(Short exercise) Say how many lines of the listing below contain "ハンディキャップインデックスを使用", giving the number and nothing else.

====== Input for this task

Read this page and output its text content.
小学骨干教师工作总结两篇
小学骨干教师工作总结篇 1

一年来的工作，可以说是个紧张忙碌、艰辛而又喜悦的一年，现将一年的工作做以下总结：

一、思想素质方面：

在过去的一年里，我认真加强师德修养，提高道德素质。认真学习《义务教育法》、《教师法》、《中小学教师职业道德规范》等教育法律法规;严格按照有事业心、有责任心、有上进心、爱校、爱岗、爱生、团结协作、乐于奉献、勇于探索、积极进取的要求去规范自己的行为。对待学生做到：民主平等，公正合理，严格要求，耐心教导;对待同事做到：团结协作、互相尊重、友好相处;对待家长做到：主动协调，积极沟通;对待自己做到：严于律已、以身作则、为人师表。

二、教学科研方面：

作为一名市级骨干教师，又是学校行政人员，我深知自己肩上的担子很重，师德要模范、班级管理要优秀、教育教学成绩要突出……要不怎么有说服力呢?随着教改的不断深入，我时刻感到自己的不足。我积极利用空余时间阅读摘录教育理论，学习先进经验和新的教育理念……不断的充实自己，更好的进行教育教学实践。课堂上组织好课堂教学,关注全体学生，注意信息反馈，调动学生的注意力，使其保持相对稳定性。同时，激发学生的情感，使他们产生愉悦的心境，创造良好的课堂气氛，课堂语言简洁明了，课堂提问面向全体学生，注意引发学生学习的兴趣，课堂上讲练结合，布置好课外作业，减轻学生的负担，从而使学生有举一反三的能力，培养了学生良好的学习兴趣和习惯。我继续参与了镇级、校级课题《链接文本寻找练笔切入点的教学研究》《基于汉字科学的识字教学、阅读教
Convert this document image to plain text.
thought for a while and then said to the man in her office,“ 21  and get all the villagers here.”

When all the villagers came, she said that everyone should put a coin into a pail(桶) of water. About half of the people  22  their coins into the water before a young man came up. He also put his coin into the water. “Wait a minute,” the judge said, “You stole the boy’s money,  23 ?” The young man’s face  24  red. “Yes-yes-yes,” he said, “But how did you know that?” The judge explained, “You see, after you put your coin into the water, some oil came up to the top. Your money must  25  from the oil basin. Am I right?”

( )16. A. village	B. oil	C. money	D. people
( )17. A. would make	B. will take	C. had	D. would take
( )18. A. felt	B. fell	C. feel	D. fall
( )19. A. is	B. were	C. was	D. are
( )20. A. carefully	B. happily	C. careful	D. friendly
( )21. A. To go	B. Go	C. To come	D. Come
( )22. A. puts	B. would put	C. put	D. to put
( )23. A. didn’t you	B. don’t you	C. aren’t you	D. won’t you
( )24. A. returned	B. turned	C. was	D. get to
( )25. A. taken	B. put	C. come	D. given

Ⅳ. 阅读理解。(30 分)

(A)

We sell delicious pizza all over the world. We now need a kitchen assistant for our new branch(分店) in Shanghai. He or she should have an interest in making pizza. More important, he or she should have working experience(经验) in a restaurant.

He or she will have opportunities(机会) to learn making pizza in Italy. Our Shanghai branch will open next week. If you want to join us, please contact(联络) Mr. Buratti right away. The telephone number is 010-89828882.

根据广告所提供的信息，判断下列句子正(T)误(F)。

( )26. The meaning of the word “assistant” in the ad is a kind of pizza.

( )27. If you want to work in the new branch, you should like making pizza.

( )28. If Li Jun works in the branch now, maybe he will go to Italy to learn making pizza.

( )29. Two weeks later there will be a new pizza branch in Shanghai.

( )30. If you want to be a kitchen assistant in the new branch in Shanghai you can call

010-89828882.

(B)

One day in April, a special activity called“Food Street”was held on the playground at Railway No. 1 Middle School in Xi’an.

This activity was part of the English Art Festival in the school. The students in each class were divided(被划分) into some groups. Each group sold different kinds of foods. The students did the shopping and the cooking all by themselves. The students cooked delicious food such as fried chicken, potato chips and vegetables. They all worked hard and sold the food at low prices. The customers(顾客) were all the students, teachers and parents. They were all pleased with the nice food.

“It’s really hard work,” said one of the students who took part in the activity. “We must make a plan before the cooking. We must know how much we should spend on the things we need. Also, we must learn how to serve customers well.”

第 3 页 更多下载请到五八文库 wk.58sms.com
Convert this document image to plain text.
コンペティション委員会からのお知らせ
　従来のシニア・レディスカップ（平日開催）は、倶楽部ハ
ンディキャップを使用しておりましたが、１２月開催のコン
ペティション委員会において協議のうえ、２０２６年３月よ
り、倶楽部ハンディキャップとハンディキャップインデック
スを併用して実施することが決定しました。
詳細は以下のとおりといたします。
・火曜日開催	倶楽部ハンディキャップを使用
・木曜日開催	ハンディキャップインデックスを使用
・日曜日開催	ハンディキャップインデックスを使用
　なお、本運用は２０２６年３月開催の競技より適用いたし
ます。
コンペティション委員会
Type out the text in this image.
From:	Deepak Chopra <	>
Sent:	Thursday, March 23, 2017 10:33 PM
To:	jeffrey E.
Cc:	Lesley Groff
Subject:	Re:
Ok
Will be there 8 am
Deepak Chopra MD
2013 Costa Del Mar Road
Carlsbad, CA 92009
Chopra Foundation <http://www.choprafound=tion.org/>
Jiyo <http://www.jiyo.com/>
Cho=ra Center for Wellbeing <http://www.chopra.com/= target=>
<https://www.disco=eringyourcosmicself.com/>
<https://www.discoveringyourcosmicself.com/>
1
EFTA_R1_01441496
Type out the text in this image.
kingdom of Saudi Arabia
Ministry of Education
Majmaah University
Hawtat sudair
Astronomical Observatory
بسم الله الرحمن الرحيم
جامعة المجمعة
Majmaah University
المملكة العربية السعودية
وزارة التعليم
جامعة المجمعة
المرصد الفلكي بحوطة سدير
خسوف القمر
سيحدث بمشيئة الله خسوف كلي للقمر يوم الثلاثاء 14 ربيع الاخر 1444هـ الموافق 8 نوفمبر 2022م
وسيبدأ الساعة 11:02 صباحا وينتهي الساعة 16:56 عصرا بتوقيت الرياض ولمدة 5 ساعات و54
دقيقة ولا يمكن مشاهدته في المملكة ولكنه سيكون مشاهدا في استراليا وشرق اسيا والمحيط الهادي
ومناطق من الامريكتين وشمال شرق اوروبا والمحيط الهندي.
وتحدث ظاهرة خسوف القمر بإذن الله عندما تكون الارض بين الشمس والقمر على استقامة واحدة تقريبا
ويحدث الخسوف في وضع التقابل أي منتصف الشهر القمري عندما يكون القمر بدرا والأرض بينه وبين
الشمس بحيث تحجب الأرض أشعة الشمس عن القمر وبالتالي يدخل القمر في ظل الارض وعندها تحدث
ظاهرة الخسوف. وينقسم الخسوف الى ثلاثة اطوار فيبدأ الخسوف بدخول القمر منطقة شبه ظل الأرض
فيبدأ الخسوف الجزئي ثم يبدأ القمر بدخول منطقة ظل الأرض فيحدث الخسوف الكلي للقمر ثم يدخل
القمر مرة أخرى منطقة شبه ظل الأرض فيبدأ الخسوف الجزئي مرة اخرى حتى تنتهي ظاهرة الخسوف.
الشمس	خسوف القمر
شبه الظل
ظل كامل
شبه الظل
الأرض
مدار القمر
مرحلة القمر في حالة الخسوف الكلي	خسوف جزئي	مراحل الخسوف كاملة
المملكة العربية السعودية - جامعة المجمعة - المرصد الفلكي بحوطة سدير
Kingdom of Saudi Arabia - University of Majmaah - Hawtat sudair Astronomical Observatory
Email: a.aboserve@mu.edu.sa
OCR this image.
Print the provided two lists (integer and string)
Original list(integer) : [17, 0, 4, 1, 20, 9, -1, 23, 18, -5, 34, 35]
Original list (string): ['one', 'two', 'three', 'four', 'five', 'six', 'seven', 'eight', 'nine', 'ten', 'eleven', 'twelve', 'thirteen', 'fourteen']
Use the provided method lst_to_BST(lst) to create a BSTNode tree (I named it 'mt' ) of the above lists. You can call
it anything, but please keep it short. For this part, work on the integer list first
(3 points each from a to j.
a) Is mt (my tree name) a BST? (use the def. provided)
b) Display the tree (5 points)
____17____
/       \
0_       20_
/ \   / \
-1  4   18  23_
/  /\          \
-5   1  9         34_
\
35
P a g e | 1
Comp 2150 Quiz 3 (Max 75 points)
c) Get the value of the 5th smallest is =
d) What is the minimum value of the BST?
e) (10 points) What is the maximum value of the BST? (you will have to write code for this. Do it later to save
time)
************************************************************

============

(Response below) 2